## [Prompt]
From the entries below, count the lines with "STOP". Write only the count.

## [Listed entries]
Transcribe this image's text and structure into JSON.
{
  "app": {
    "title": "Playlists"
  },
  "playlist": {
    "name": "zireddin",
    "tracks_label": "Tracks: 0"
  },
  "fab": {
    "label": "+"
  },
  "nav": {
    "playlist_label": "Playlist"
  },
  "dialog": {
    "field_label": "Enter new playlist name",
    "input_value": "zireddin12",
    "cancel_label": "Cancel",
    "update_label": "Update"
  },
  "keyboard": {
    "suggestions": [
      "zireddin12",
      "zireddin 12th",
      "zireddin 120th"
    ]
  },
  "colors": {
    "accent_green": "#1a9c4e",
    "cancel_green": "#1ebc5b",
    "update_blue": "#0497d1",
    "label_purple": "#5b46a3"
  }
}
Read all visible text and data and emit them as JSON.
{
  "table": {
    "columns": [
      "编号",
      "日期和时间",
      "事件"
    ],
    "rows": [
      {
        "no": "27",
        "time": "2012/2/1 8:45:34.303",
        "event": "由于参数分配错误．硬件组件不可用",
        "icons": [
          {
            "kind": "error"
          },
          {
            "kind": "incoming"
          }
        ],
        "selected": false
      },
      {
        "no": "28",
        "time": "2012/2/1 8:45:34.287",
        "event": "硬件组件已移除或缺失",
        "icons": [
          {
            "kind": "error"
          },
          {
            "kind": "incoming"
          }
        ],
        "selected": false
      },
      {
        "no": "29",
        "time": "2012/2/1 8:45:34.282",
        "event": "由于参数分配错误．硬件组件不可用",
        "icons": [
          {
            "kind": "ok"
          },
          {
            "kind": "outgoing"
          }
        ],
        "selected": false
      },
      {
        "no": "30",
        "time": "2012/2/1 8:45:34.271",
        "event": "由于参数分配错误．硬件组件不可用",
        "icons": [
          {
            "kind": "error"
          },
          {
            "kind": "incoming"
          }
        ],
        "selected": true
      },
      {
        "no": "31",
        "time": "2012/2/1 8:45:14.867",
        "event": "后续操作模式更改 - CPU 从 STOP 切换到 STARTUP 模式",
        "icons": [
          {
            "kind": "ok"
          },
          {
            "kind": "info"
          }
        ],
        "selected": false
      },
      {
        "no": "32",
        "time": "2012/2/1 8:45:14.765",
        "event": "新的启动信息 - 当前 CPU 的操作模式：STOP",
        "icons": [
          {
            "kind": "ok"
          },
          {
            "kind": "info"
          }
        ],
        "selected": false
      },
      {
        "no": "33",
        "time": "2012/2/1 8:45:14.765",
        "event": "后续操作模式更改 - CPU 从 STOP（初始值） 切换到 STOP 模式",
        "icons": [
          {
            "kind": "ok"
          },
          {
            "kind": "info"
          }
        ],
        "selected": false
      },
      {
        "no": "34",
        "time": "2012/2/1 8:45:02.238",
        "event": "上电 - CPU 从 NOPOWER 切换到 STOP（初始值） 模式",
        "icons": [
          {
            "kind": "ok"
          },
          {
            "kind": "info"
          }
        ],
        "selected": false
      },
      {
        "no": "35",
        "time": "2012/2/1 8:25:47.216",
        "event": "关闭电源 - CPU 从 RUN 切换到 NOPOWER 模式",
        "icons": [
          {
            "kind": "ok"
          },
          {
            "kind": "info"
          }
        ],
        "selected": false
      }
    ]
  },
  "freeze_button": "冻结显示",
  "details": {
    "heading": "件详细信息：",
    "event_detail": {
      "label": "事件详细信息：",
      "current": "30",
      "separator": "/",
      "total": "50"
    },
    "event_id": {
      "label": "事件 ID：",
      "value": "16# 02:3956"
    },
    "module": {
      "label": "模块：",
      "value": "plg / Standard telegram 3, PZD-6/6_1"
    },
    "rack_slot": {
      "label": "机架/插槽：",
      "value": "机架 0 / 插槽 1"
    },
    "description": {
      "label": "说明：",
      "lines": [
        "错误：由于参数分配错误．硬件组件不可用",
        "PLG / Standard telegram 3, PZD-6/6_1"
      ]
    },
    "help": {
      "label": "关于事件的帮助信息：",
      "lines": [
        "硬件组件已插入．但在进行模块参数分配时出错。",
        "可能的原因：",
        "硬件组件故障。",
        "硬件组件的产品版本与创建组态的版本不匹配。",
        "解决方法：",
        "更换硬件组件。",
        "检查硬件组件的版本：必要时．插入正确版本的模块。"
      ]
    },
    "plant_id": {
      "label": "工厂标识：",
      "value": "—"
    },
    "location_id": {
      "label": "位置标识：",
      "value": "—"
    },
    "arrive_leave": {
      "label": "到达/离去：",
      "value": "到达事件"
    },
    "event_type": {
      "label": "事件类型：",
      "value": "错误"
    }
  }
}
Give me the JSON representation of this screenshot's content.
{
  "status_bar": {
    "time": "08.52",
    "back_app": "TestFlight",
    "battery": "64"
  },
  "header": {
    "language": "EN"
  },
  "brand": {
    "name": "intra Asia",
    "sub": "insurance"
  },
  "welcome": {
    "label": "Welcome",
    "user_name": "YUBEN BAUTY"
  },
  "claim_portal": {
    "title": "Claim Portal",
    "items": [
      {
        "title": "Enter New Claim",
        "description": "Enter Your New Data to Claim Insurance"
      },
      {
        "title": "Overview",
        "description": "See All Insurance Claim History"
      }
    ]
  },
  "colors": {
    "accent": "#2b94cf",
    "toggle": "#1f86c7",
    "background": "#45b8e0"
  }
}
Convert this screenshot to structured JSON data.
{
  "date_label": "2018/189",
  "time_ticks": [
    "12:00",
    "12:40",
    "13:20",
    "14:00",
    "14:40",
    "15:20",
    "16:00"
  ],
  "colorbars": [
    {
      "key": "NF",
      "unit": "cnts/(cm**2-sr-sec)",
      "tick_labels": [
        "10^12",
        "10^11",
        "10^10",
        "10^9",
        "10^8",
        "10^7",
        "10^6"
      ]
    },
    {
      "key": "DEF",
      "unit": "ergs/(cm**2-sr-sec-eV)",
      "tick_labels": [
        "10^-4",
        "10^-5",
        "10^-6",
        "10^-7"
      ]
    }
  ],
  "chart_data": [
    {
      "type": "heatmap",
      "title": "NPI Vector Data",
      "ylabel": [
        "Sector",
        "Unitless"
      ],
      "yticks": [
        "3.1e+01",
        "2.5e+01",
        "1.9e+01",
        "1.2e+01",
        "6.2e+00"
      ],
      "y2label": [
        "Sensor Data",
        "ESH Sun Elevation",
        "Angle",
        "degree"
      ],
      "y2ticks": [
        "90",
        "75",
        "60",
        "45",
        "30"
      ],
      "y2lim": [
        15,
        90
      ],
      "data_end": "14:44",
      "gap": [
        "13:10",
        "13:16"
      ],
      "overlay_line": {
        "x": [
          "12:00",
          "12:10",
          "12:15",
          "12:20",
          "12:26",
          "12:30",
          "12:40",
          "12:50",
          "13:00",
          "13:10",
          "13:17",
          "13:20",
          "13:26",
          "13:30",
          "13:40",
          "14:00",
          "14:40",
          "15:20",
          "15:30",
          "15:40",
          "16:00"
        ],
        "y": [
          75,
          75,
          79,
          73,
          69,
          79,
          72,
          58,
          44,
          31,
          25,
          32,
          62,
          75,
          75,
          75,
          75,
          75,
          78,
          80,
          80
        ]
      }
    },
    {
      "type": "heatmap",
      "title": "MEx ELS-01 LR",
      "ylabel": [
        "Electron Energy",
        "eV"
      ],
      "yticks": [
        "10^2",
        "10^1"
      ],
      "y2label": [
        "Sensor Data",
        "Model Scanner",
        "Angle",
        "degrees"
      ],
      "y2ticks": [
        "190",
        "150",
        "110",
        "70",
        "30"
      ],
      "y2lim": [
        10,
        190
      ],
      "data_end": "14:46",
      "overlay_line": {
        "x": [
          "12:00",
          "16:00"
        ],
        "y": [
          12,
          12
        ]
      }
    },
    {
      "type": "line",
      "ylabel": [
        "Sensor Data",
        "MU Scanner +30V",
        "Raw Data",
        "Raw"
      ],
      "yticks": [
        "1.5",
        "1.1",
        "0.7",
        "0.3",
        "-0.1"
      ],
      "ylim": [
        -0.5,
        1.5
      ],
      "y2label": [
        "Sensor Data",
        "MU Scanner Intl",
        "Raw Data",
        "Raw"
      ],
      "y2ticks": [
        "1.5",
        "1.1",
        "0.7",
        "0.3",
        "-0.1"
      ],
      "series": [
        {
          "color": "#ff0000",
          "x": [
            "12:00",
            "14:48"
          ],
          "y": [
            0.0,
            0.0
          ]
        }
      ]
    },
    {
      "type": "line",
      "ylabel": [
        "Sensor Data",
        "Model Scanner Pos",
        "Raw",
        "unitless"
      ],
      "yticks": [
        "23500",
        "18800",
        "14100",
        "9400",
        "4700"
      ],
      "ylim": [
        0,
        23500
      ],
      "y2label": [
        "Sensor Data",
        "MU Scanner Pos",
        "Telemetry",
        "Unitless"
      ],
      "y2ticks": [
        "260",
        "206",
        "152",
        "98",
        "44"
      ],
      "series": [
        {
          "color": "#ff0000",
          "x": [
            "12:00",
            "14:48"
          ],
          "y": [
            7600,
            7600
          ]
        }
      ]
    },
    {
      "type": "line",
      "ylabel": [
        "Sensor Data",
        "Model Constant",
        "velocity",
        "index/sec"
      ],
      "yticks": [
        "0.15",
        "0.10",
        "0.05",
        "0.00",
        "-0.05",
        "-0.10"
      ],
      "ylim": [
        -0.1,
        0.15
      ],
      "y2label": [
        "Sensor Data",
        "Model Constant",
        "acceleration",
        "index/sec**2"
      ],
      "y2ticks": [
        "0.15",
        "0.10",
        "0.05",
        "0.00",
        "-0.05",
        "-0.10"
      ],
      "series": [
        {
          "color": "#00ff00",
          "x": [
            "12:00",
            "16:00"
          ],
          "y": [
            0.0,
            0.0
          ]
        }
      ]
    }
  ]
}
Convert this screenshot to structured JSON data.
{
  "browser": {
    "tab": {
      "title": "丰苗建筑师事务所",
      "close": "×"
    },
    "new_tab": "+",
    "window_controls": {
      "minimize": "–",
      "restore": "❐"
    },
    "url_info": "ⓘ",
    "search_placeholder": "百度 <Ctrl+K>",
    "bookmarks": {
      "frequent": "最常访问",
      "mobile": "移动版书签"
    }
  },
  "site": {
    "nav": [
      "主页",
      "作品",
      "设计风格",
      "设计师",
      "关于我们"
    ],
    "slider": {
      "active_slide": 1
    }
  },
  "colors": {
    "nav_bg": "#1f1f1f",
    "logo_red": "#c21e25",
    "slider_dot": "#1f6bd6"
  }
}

## [Expected output]
4